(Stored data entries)
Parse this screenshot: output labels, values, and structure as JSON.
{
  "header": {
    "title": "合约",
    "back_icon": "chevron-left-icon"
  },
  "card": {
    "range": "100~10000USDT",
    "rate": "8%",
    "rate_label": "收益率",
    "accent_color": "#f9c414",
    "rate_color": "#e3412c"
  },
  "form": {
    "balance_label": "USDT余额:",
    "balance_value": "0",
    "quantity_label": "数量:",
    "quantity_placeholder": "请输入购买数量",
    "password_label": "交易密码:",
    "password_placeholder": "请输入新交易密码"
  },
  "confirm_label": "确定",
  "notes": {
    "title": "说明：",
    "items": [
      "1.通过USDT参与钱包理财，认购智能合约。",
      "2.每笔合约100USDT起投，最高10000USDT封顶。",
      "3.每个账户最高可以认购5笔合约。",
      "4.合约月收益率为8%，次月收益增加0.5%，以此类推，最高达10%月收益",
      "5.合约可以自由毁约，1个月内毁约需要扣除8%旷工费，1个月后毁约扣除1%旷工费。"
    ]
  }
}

• [REQUEST]:
Reproduce the entries above exactly.

• [THE COMPLETED TASK]:
Parse this screenshot: output labels, values, and structure as JSON.
{
  "header": {
    "title": "合约",
    "back_icon": "chevron-left-icon"
  },
  "card": {
    "range": "100~10000USDT",
    "rate": "8%",
    "rate_label": "收益率",
    "accent_color": "#f9c414",
    "rate_color": "#e3412c"
  },
  "form": {
    "balance_label": "USDT余额:",
    "balance_value": "0",
    "quantity_label": "数量:",
    "quantity_placeholder": "请输入购买数量",
    "password_label": "交易密码:",
    "password_placeholder": "请输入新交易密码"
  },
  "confirm_label": "确定",
  "notes": {
    "title": "说明：",
    "items": [
      "1.通过USDT参与钱包理财，认购智能合约。",
      "2.每笔合约100USDT起投，最高10000USDT封顶。",
      "3.每个账户最高可以认购5笔合约。",
      "4.合约月收益率为8%，次月收益增加0.5%，以此类推，最高达10%月收益",
      "5.合约可以自由毁约，1个月内毁约需要扣除8%旷工费，1个月后毁约扣除1%旷工费。"
    ]
  }
}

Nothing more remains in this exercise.